:: TASK INSTRUCTIONS ::
Reproduce the records that follow in full, excluding any picture they contain.

(Records)
§ §
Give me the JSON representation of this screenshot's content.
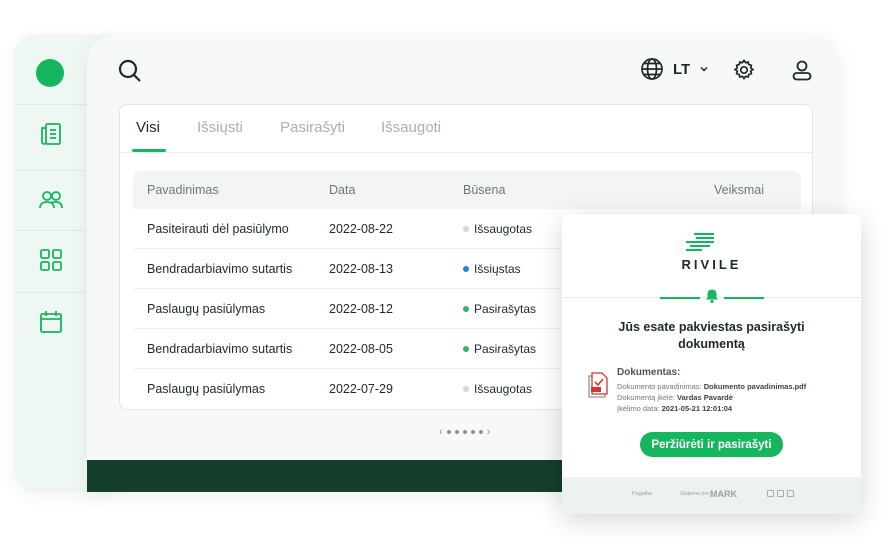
{
  "language": {
    "code": "LT"
  },
  "tabs": [
    {
      "label": "Visi",
      "active": true
    },
    {
      "label": "Išsiųsti",
      "active": false
    },
    {
      "label": "Pasirašyti",
      "active": false
    },
    {
      "label": "Išsaugoti",
      "active": false
    }
  ],
  "table": {
    "columns": {
      "name": "Pavadinimas",
      "date": "Data",
      "status": "Būsena",
      "actions": "Veiksmai"
    },
    "rows": [
      {
        "name": "Pasiteirauti dėl pasiūlymo",
        "date": "2022-08-22",
        "status": "Išsaugotas",
        "status_color": "#d3d7d5"
      },
      {
        "name": "Bendradarbiavimo sutartis",
        "date": "2022-08-13",
        "status": "Išsiųstas",
        "status_color": "#1a8fc9"
      },
      {
        "name": "Paslaugų pasiūlymas",
        "date": "2022-08-12",
        "status": "Pasirašytas",
        "status_color": "#2fb56b"
      },
      {
        "name": "Bendradarbiavimo sutartis",
        "date": "2022-08-05",
        "status": "Pasirašytas",
        "status_color": "#2fb56b"
      },
      {
        "name": "Paslaugų pasiūlymas",
        "date": "2022-07-29",
        "status": "Išsaugotas",
        "status_color": "#d3d7d5"
      }
    ]
  },
  "pager": {
    "prev": "‹",
    "next": "›"
  },
  "email": {
    "brand": "RIVILE",
    "title": "Jūs esate pakviestas pasirašyti dokumentą",
    "doc_heading": "Dokumentas:",
    "doc_name_label": "Dokumento pavadinimas:",
    "doc_name_value": "Dokumento pavadinimas.pdf",
    "uploaded_by_label": "Dokumentą įkėlė:",
    "uploaded_by_value": "Vardas Pavardė",
    "upload_date_label": "Įkėlimo data:",
    "upload_date_value": "2021-05-21 12:01:04",
    "button_label": "Peržiūrėti ir pasirašyti",
    "footer_help": "Pagalba",
    "footer_signed_by": "Sistema per",
    "footer_logo": "MARK"
  },
  "colors": {
    "accent": "#15b65f",
    "dark_band": "#133f2c"
  },
  "icons": [
    "search-icon",
    "globe-icon",
    "chevron-down-icon",
    "gear-icon",
    "user-icon",
    "documents-icon",
    "users-icon",
    "grid-icon",
    "calendar-icon",
    "bell-icon",
    "pdf-icon"
  ]
}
§ §
:: FULL OUTPUT ::
Give me the JSON representation of this screenshot's content.
{
  "language": {
    "code": "LT"
  },
  "tabs": [
    {
      "label": "Visi",
      "active": true
    },
    {
      "label": "Išsiųsti",
      "active": false
    },
    {
      "label": "Pasirašyti",
      "active": false
    },
    {
      "label": "Išsaugoti",
      "active": false
    }
  ],
  "table": {
    "columns": {
      "name": "Pavadinimas",
      "date": "Data",
      "status": "Būsena",
      "actions": "Veiksmai"
    },
    "rows": [
      {
        "name": "Pasiteirauti dėl pasiūlymo",
        "date": "2022-08-22",
        "status": "Išsaugotas",
        "status_color": "#d3d7d5"
      },
      {
        "name": "Bendradarbiavimo sutartis",
        "date": "2022-08-13",
        "status": "Išsiųstas",
        "status_color": "#1a8fc9"
      },
      {
        "name": "Paslaugų pasiūlymas",
        "date": "2022-08-12",
        "status": "Pasirašytas",
        "status_color": "#2fb56b"
      },
      {
        "name": "Bendradarbiavimo sutartis",
        "date": "2022-08-05",
        "status": "Pasirašytas",
        "status_color": "#2fb56b"
      },
      {
        "name": "Paslaugų pasiūlymas",
        "date": "2022-07-29",
        "status": "Išsaugotas",
        "status_color": "#d3d7d5"
      }
    ]
  },
  "pager": {
    "prev": "‹",
    "next": "›"
  },
  "email": {
    "brand": "RIVILE",
    "title": "Jūs esate pakviestas pasirašyti dokumentą",
    "doc_heading": "Dokumentas:",
    "doc_name_label": "Dokumento pavadinimas:",
    "doc_name_value": "Dokumento pavadinimas.pdf",
    "uploaded_by_label": "Dokumentą įkėlė:",
    "uploaded_by_value": "Vardas Pavardė",
    "upload_date_label": "Įkėlimo data:",
    "upload_date_value": "2021-05-21 12:01:04",
    "button_label": "Peržiūrėti ir pasirašyti",
    "footer_help": "Pagalba",
    "footer_signed_by": "Sistema per",
    "footer_logo": "MARK"
  },
  "colors": {
    "accent": "#15b65f",
    "dark_band": "#133f2c"
  },
  "icons": [
    "search-icon",
    "globe-icon",
    "chevron-down-icon",
    "gear-icon",
    "user-icon",
    "documents-icon",
    "users-icon",
    "grid-icon",
    "calendar-icon",
    "bell-icon",
    "pdf-icon"
  ]
}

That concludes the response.